• Dataset records:
========

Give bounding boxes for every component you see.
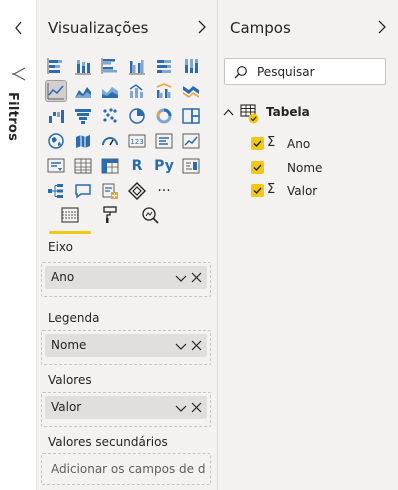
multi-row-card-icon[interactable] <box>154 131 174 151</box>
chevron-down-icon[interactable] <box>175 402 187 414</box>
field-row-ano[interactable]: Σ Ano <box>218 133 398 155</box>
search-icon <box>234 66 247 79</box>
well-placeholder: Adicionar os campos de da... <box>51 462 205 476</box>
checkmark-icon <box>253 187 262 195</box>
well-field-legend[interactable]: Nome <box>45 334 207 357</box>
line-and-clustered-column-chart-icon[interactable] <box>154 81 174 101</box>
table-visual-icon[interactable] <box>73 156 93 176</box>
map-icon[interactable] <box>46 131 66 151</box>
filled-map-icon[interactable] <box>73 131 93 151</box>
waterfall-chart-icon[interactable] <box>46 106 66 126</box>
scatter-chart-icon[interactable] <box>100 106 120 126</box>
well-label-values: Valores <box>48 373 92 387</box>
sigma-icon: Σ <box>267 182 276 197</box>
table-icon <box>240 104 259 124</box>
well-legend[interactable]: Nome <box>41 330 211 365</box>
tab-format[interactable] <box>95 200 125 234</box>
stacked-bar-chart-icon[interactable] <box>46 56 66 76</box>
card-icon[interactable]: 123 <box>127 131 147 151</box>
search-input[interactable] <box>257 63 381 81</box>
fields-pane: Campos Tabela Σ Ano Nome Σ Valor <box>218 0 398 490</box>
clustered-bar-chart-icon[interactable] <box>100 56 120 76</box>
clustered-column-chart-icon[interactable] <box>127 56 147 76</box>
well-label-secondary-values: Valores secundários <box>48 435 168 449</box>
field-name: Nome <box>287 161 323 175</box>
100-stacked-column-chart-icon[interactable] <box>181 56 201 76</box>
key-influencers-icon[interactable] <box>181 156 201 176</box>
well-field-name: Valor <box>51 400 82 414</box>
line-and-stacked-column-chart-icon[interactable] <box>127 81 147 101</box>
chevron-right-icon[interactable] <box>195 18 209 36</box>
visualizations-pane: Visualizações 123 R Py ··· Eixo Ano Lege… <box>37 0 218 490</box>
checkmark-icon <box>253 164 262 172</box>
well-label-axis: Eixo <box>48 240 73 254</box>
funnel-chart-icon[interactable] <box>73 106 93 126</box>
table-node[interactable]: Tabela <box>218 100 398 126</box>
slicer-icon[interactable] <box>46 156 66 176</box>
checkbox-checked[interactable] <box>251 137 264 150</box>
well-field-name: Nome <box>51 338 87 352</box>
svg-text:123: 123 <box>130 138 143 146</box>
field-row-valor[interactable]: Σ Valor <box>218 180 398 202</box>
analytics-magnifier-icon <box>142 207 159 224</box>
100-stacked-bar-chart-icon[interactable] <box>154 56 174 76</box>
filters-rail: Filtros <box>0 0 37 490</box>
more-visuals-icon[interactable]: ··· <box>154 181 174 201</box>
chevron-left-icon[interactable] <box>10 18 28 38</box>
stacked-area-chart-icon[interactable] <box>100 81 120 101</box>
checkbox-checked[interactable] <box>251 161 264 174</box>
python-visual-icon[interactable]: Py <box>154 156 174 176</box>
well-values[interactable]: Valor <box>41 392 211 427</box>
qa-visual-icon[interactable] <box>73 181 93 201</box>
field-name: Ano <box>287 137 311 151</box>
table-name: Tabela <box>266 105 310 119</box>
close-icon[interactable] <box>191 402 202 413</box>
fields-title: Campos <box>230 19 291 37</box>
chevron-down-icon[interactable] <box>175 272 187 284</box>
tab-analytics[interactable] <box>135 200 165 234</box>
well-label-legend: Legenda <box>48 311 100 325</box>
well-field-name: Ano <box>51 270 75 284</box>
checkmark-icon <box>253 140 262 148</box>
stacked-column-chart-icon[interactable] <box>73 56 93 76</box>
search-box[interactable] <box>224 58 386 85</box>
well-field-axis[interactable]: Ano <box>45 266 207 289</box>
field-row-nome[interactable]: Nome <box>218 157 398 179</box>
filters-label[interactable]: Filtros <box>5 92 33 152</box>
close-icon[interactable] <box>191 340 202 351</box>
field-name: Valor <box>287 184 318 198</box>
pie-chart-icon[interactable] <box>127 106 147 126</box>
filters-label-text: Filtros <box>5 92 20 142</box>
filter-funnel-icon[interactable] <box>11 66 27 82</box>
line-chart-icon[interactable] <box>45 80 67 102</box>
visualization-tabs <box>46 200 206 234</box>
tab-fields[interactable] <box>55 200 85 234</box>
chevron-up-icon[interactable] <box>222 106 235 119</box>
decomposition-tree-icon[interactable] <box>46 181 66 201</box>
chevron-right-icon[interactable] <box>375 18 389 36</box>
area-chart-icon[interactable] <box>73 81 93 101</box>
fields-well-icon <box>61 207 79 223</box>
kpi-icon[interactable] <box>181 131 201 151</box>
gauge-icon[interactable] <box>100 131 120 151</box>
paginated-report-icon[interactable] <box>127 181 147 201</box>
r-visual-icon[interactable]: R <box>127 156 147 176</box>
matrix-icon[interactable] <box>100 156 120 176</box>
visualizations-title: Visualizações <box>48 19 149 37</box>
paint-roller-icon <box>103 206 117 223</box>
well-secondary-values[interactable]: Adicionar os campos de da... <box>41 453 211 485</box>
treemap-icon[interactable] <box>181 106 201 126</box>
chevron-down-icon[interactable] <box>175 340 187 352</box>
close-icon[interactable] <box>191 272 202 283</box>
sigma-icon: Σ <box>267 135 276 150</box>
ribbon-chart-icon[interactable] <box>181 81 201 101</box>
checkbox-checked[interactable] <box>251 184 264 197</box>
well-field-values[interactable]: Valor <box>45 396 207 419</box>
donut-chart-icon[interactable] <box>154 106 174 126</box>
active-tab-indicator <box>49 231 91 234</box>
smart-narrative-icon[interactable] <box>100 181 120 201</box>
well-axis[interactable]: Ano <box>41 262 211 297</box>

========

• Exercise: Format every line above as a Markdown table with the columns No. and Entry, numbering the rows and skipping blank lines. Leave the pictures out of the table.

• The completed task:
| No. | Entry |
|---|---|
| 1 | Give bounding boxes for every component you see. |
| 2 | multi-row-card-icon[interactable] <box>154 131 174 151</box> |
| 3 | chevron-down-icon[interactable] <box>175 402 187 414</box> |
| 4 | field-row-ano[interactable]: Σ Ano <box>218 133 398 155</box> |
| 5 | search-icon <box>234 66 247 79</box> |
| 6 | well-placeholder: Adicionar os campos de da... <box>51 462 205 476</box> |
| 7 | checkmark-icon <box>253 187 262 195</box> |
| 8 | well-field-legend[interactable]: Nome <box>45 334 207 357</box> |
| 9 | line-and-clustered-column-chart-icon[interactable] <box>154 81 174 101</box> |
| 10 | table-visual-icon[interactable] <box>73 156 93 176</box> |
| 11 | map-icon[interactable] <box>46 131 66 151</box> |
| 12 | filled-map-icon[interactable] <box>73 131 93 151</box> |
| 13 | waterfall-chart-icon[interactable] <box>46 106 66 126</box> |
| 14 | scatter-chart-icon[interactable] <box>100 106 120 126</box> |
| 15 | well-label-values: Valores <box>48 373 92 387</box> |
| 16 | sigma-icon: Σ <box>267 182 276 197</box> |
| 17 | table-icon <box>240 104 259 124</box> |
| 18 | well-legend[interactable]: Nome <box>41 330 211 365</box> |
| 19 | tab-format[interactable] <box>95 200 125 234</box> |
| 20 | stacked-bar-chart-icon[interactable] <box>46 56 66 76</box> |
| 21 | card-icon[interactable]: 123 <box>127 131 147 151</box> |
| 22 | search-input[interactable] <box>257 63 381 81</box> |
| 23 | fields-pane: Campos Tabela Σ Ano Nome Σ Valor <box>218 0 398 490</box> |
| 24 | clustered-bar-chart-icon[interactable] <box>100 56 120 76</box> |
| 25 | clustered-column-chart-icon[interactable] <box>127 56 147 76</box> |
| 26 | well-label-secondary-values: Valores secundários <box>48 435 168 449</box> |
| 27 | field-name: Nome <box>287 161 323 175</box> |
| 28 | 100-stacked-column-chart-icon[interactable] <box>181 56 201 76</box> |
| 29 | key-influencers-icon[interactable] <box>181 156 201 176</box> |
| 30 | well-field-name: Valor <box>51 400 82 414</box> |
| 31 | line-and-stacked-column-chart-icon[interactable] <box>127 81 147 101</box> |
| 32 | chevron-right-icon[interactable] <box>195 18 209 36</box> |
| 33 | visualizations-pane: Visualizações 123 R Py ··· Eixo Ano Lege… <box>37 0 218 490</box> |
| 34 | checkmark-icon <box>253 164 262 172</box> |
| 35 | well-label-axis: Eixo <box>48 240 73 254</box> |
| 36 | funnel-chart-icon[interactable] <box>73 106 93 126</box> |
| 37 | table-node[interactable]: Tabela <box>218 100 398 126</box> |
| 38 | slicer-icon[interactable] <box>46 156 66 176</box> |
| 39 | checkbox-checked[interactable] <box>251 137 264 150</box> |
| 40 | well-field-name: Nome <box>51 338 87 352</box> |
| 41 | svg-text:123: 123 <box>130 138 143 146</box> |
| 42 | field-row-valor[interactable]: Σ Valor <box>218 180 398 202</box> |
| 43 | analytics-magnifier-icon <box>142 207 159 224</box> |
| 44 | 100-stacked-bar-chart-icon[interactable] <box>154 56 174 76</box> |
| 45 | filters-rail: Filtros <box>0 0 37 490</box> |
| 46 | more-visuals-icon[interactable]: ··· <box>154 181 174 201</box> |
| 47 | chevron-left-icon[interactable] <box>10 18 28 38</box> |
| 48 | stacked-area-chart-icon[interactable] <box>100 81 120 101</box> |
| 49 | checkbox-checked[interactable] <box>251 161 264 174</box> |
| 50 | python-visual-icon[interactable]: Py <box>154 156 174 176</box> |
| 51 | well-values[interactable]: Valor <box>41 392 211 427</box> |
| 52 | qa-visual-icon[interactable] <box>73 181 93 201</box> |
| 53 | field-name: Ano <box>287 137 311 151</box> |
| 54 | table-name: Tabela <box>266 105 310 119</box> |
| 55 | close-icon[interactable] <box>191 402 202 413</box> |
| 56 | fields-title: Campos <box>230 19 291 37</box> |
| 57 | chevron-down-icon[interactable] <box>175 272 187 284</box> |
| 58 | tab-analytics[interactable] <box>135 200 165 234</box> |
| 59 | well-label-legend: Legenda <box>48 311 100 325</box> |
| 60 | well-field-name: Ano <box>51 270 75 284</box> |
| 61 | checkmark-icon <box>253 140 262 148</box> |
| 62 | stacked-column-chart-icon[interactable] <box>73 56 93 76</box> |
| 63 | search-box[interactable] <box>224 58 386 85</box> |
| 64 | well-field-axis[interactable]: Ano <box>45 266 207 289</box> |
| 65 | field-row-nome[interactable]: Nome <box>218 157 398 179</box> |
| 66 | filters-label[interactable]: Filtros <box>5 92 33 152</box> |
| 67 | close-icon[interactable] <box>191 340 202 351</box> |
| 68 | field-name: Valor <box>287 184 318 198</box> |
| 69 | pie-chart-icon[interactable] <box>127 106 147 126</box> |
| 70 | filters-label-text: Filtros <box>5 92 20 142</box> |
| 71 | filter-funnel-icon[interactable] <box>11 66 27 82</box> |
| 72 | line-chart-icon[interactable] <box>45 80 67 102</box> |
| 73 | visualization-tabs <box>46 200 206 234</box> |
| 74 | tab-fields[interactable] <box>55 200 85 234</box> |
| 75 | chevron-up-icon[interactable] <box>222 106 235 119</box> |
| 76 | decomposition-tree-icon[interactable] <box>46 181 66 201</box> |
| 77 | chevron-right-icon[interactable] <box>375 18 389 36</box> |
| 78 | area-chart-icon[interactable] <box>73 81 93 101</box> |
| 79 | fields-well-icon <box>61 207 79 223</box> |
| 80 | kpi-icon[interactable] <box>181 131 201 151</box> |
| 81 | gauge-icon[interactable] <box>100 131 120 151</box> |
| 82 | paginated-report-icon[interactable] <box>127 181 147 201</box> |
| 83 | r-visual-icon[interactable]: R <box>127 156 147 176</box> |
| 84 | matrix-icon[interactable] <box>100 156 120 176</box> |
| 85 | visualizations-title: Visualizações <box>48 19 149 37</box> |
| 86 | paint-roller-icon <box>103 206 117 223</box> |
| 87 | well-secondary-values[interactable]: Adicionar os campos de da... <box>41 453 211 485</box> |
| 88 | treemap-icon[interactable] <box>181 106 201 126</box> |
| 89 | chevron-down-icon[interactable] <box>175 340 187 352</box> |
| 90 | close-icon[interactable] <box>191 272 202 283</box> |
| 91 | sigma-icon: Σ <box>267 135 276 150</box> |
| 92 | ribbon-chart-icon[interactable] <box>181 81 201 101</box> |
| 93 | checkbox-checked[interactable] <box>251 184 264 197</box> |
| 94 | well-field-values[interactable]: Valor <box>45 396 207 419</box> |
| 95 | donut-chart-icon[interactable] <box>154 106 174 126</box> |
| 96 | active-tab-indicator <box>49 231 91 234</box> |
| 97 | smart-narrative-icon[interactable] <box>100 181 120 201</box> |
| 98 | well-axis[interactable]: Ano <box>41 262 211 297</box> |